* [Supplied data]
####################

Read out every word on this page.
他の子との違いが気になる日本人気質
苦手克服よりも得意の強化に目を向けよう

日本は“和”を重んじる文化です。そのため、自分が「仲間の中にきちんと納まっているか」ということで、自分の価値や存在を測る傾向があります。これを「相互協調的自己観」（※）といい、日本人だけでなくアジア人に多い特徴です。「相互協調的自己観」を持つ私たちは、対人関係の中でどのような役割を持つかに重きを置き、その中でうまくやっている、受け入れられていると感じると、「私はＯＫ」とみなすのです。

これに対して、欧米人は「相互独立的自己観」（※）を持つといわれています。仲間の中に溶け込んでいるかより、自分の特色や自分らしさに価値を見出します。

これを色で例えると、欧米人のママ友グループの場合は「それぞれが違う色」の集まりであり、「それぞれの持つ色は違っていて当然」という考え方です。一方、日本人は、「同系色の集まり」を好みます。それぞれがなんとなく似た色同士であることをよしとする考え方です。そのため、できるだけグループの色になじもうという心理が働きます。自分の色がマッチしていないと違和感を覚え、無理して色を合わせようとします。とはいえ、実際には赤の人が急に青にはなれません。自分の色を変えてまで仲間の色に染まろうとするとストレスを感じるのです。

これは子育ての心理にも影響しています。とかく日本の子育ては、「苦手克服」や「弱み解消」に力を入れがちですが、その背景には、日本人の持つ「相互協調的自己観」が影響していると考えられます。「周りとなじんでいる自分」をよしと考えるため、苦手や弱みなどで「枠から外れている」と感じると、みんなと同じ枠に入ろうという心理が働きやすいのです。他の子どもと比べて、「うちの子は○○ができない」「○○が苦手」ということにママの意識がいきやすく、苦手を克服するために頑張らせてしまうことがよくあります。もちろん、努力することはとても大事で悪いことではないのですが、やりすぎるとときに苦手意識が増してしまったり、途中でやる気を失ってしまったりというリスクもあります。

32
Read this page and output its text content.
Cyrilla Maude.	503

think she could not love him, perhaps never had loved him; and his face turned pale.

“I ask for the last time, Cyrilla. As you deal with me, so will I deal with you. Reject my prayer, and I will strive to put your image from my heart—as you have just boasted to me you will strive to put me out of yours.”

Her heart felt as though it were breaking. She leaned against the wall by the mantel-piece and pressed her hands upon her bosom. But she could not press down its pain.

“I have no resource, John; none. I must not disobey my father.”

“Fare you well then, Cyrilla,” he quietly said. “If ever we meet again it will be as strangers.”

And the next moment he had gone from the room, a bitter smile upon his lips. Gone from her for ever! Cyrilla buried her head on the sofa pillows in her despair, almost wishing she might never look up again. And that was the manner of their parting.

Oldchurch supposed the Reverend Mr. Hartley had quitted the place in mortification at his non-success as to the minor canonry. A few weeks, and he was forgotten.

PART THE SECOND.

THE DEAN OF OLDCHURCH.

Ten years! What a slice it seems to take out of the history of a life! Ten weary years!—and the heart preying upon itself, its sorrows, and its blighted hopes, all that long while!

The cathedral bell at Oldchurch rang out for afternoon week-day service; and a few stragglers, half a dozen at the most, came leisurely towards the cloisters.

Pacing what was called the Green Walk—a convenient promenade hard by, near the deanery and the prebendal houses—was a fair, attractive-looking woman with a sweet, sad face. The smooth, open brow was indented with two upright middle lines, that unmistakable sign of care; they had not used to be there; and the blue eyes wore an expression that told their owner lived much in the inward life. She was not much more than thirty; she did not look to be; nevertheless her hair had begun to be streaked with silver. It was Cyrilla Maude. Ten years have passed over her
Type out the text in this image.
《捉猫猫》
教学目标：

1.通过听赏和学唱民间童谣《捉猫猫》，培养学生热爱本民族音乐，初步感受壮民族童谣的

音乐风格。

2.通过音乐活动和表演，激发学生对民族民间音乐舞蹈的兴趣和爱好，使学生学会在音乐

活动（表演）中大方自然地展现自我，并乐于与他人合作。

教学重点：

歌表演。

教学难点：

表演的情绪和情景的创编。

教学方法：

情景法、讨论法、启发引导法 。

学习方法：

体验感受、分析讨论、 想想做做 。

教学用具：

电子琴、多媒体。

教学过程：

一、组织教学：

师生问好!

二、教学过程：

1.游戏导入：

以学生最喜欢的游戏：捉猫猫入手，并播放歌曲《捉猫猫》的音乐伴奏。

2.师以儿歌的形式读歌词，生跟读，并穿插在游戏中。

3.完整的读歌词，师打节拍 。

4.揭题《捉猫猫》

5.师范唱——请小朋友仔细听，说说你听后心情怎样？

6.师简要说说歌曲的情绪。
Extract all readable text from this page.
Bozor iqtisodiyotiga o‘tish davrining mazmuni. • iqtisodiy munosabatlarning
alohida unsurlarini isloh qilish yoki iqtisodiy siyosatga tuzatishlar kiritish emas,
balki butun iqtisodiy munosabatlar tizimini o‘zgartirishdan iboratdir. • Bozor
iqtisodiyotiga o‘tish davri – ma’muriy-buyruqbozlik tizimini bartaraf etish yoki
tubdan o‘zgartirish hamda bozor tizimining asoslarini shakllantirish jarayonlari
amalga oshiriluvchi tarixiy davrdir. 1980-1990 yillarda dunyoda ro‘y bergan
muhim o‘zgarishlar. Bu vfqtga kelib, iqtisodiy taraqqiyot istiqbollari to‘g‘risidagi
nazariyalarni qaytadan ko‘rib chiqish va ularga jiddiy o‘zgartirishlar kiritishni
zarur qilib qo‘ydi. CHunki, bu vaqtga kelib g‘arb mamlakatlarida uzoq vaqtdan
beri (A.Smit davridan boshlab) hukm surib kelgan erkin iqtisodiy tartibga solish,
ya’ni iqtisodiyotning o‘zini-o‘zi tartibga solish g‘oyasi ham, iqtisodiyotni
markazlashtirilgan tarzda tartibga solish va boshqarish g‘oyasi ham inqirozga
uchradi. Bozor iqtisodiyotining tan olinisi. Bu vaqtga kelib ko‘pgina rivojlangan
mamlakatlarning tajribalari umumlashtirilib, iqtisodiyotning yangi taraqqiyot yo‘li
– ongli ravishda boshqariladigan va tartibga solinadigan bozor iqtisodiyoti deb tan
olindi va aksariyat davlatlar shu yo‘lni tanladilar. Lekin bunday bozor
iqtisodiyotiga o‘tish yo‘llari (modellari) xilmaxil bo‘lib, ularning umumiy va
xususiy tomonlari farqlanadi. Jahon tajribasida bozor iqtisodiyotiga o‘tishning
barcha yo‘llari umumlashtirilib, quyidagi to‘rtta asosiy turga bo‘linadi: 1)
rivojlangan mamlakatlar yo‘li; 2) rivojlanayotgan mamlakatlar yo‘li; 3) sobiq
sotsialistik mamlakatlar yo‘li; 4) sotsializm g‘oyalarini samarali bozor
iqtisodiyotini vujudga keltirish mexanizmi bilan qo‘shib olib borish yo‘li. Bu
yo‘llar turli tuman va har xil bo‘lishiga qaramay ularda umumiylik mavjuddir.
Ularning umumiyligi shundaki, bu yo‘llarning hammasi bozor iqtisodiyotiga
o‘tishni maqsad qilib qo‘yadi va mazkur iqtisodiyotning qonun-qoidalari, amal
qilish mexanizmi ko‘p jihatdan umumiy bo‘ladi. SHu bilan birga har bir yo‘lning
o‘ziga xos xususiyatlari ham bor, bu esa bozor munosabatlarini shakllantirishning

####################

* [Given instruction]
Look for the word "umumlashtirilib" in every line of the listing and copy the lines that have it.

* [Response to the exercise]
mamlakatlarning tajribalari umumlashtirilib, iqtisodiyotning yangi taraqqiyot yo‘li
barcha yo‘llari umumlashtirilib, quyidagi to‘rtta asosiy turga bo‘linadi: 1)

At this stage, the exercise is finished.